» **Directions**
From the entries below, copy out every line with "نہیں" in it.

-*-

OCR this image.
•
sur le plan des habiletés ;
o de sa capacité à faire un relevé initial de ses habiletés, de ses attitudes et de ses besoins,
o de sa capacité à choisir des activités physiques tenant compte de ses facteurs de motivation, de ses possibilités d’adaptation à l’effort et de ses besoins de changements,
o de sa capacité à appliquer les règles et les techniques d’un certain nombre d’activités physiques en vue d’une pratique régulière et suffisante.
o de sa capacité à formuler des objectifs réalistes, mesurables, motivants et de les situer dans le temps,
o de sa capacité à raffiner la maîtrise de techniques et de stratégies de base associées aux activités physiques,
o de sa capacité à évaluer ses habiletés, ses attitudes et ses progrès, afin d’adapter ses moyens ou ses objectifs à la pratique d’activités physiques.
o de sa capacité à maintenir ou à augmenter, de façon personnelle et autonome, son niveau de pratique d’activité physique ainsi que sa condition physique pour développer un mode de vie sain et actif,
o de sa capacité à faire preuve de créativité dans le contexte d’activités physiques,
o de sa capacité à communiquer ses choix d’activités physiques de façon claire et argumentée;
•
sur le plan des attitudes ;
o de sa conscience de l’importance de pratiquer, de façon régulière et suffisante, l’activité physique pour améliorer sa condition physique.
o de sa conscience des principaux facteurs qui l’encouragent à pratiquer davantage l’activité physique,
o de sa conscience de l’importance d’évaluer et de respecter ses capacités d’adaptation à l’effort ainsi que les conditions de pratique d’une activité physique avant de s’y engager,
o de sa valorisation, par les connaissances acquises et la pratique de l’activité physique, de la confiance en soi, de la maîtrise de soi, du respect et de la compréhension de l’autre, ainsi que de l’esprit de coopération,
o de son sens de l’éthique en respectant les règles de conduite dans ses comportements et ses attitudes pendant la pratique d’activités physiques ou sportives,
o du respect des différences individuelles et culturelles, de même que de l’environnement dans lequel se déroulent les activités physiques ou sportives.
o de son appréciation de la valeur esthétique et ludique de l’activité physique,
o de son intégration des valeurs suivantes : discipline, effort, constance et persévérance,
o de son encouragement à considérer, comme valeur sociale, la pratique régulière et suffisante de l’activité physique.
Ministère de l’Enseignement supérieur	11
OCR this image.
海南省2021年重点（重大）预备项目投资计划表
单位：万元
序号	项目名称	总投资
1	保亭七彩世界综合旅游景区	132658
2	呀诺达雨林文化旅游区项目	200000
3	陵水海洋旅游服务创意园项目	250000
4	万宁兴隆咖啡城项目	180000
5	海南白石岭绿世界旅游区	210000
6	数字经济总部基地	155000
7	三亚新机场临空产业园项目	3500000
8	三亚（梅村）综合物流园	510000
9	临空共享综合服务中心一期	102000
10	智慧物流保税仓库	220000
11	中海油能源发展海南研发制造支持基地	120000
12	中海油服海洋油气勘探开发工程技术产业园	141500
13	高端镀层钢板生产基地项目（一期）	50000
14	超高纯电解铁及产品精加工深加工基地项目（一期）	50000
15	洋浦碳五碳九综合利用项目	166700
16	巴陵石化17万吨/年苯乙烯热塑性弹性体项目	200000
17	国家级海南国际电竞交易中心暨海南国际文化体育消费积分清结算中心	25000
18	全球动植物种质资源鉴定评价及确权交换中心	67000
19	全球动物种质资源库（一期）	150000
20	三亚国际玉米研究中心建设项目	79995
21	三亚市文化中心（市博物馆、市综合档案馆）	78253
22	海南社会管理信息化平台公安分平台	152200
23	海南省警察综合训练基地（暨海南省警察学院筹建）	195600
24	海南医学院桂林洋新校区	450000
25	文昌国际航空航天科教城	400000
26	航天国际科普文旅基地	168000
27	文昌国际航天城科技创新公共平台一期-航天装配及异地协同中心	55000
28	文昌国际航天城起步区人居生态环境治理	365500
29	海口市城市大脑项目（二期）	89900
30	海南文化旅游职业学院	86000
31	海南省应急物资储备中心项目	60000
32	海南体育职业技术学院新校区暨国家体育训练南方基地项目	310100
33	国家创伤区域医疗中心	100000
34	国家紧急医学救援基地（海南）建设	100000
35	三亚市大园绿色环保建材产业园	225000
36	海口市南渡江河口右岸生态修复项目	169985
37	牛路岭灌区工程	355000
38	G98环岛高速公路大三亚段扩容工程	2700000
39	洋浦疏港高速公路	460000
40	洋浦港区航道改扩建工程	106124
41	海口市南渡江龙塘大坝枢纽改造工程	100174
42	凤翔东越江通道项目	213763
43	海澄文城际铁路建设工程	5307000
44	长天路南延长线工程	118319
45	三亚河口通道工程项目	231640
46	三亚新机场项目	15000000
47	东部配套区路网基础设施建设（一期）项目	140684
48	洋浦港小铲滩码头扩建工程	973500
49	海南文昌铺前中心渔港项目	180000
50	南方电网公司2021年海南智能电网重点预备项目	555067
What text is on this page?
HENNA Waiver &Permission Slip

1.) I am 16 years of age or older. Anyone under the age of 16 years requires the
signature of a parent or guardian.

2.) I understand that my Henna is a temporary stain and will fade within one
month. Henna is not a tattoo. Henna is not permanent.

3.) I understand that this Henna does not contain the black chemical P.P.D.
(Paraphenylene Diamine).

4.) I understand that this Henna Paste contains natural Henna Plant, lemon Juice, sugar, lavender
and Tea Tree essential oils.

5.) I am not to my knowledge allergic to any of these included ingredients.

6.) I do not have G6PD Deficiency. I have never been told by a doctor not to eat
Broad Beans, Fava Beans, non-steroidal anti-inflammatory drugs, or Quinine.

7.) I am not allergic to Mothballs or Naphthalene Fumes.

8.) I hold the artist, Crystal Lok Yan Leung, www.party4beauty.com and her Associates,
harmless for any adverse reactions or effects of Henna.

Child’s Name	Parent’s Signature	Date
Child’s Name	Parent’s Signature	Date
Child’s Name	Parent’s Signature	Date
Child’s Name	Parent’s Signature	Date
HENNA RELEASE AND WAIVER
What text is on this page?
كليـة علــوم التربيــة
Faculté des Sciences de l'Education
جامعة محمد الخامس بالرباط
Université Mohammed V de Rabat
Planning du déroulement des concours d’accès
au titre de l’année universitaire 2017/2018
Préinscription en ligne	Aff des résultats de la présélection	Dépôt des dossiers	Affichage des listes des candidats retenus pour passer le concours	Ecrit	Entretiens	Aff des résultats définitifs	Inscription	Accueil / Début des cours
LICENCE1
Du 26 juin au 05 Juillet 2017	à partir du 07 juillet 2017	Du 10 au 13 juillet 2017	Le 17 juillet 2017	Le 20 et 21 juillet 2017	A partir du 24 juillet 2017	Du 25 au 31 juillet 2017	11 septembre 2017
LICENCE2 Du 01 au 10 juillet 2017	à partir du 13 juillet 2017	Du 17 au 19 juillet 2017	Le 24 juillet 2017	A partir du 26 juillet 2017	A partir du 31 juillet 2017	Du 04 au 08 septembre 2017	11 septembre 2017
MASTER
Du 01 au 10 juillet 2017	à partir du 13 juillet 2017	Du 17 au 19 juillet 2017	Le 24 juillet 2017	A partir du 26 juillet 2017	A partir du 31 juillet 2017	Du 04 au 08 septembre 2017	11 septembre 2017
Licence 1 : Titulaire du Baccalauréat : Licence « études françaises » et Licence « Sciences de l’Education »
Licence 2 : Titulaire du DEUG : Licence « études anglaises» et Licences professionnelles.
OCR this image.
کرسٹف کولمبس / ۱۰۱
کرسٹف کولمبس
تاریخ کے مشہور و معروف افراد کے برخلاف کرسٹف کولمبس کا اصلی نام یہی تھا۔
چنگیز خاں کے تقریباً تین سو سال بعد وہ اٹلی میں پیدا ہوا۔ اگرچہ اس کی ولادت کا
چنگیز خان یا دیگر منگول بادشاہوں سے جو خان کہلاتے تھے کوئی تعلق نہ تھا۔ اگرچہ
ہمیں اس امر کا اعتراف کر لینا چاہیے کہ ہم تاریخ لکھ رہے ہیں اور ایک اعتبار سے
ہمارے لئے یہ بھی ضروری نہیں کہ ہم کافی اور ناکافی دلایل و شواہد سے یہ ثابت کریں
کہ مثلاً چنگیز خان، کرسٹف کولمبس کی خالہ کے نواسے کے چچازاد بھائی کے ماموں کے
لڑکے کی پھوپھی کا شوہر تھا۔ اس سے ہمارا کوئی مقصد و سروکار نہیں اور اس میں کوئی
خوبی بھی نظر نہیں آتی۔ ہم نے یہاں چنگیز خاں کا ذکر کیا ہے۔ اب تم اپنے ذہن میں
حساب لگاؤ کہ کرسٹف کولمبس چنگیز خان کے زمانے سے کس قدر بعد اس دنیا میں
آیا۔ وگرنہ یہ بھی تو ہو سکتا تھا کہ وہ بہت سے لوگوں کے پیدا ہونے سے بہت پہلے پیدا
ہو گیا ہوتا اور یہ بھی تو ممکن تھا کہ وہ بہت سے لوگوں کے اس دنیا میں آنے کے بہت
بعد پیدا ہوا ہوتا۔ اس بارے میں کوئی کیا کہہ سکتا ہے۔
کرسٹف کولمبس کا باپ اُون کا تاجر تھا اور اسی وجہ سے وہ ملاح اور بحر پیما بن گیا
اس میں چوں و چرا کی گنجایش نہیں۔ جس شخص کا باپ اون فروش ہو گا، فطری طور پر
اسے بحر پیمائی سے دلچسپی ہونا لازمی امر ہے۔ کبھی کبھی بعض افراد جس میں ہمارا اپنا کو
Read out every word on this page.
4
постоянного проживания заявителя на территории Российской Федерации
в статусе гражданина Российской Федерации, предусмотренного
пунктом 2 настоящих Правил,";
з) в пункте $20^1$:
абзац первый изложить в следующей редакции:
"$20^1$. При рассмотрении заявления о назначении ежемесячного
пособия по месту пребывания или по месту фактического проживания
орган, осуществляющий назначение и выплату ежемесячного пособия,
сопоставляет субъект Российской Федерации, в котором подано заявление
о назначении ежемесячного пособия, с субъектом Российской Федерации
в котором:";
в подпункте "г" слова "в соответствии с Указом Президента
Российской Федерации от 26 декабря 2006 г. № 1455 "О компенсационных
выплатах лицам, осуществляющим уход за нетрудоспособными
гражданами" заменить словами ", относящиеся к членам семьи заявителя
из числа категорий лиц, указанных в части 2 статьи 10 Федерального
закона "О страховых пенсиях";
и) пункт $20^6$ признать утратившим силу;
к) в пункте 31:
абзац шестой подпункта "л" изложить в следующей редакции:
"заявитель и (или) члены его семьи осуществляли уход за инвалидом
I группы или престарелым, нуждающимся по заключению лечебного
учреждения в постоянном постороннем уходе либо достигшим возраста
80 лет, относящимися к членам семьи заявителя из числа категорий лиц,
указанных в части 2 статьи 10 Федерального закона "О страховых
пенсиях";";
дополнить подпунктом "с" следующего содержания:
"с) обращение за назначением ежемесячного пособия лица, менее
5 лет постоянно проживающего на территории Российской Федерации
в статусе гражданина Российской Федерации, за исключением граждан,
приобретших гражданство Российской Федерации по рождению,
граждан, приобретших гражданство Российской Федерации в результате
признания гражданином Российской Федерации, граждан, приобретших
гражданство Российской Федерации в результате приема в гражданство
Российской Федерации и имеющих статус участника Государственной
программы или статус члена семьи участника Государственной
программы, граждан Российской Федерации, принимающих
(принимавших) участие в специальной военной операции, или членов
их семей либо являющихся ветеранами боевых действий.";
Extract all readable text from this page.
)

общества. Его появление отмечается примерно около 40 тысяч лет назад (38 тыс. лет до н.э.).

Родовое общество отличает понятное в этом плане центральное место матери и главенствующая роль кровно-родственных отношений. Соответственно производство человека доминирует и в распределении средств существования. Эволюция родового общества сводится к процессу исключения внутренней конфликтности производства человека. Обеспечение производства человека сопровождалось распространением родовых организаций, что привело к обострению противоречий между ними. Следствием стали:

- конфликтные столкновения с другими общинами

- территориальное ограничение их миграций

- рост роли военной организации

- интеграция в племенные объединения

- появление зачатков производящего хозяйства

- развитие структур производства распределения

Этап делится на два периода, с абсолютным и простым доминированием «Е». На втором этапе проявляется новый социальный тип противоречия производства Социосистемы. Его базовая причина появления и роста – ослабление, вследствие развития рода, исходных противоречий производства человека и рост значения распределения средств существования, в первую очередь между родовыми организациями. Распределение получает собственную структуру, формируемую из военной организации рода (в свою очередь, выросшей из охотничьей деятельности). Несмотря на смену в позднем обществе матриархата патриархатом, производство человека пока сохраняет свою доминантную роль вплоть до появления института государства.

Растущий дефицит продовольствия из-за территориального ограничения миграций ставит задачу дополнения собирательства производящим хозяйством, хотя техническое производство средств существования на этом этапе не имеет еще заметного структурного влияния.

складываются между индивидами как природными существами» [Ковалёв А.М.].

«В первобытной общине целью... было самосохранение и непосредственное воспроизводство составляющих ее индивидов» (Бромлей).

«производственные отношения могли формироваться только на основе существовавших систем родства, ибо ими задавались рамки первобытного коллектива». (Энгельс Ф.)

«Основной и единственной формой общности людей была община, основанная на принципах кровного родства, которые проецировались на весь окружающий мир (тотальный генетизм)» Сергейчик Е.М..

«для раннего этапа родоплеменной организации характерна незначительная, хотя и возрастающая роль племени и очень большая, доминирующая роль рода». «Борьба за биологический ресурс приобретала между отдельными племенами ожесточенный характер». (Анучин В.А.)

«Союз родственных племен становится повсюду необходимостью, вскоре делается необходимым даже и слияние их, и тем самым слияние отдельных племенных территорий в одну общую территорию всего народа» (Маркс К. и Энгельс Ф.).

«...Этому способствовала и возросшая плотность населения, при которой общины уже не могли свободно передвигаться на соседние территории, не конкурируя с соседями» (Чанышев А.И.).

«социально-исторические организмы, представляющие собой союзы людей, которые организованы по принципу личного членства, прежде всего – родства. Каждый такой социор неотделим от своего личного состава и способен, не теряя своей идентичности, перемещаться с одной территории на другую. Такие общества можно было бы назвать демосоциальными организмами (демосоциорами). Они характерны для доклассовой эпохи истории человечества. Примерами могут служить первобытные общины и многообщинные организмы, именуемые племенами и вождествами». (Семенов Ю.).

-*-

» **Complete answer**
ہمارے لئے یہ بھی ضروری نہیں کہ ہم کافی اور ناکافی دلایل و شواہد سے یہ ثابت کریں
لڑکے کی پھوپھی کا شوہر تھا۔ اس سے ہمارا کوئی مقصد و سروکار نہیں اور اس میں کوئی
خوبی بھی نظر نہیں آتی۔ ہم نے یہاں چنگیز خاں کا ذکر کیا ہے۔ اب تم اپنے ذہن میں
اس میں چوں و چرا کی گنجایش نہیں۔ جس شخص کا باپ اون فروش ہو گا، فطری طور پر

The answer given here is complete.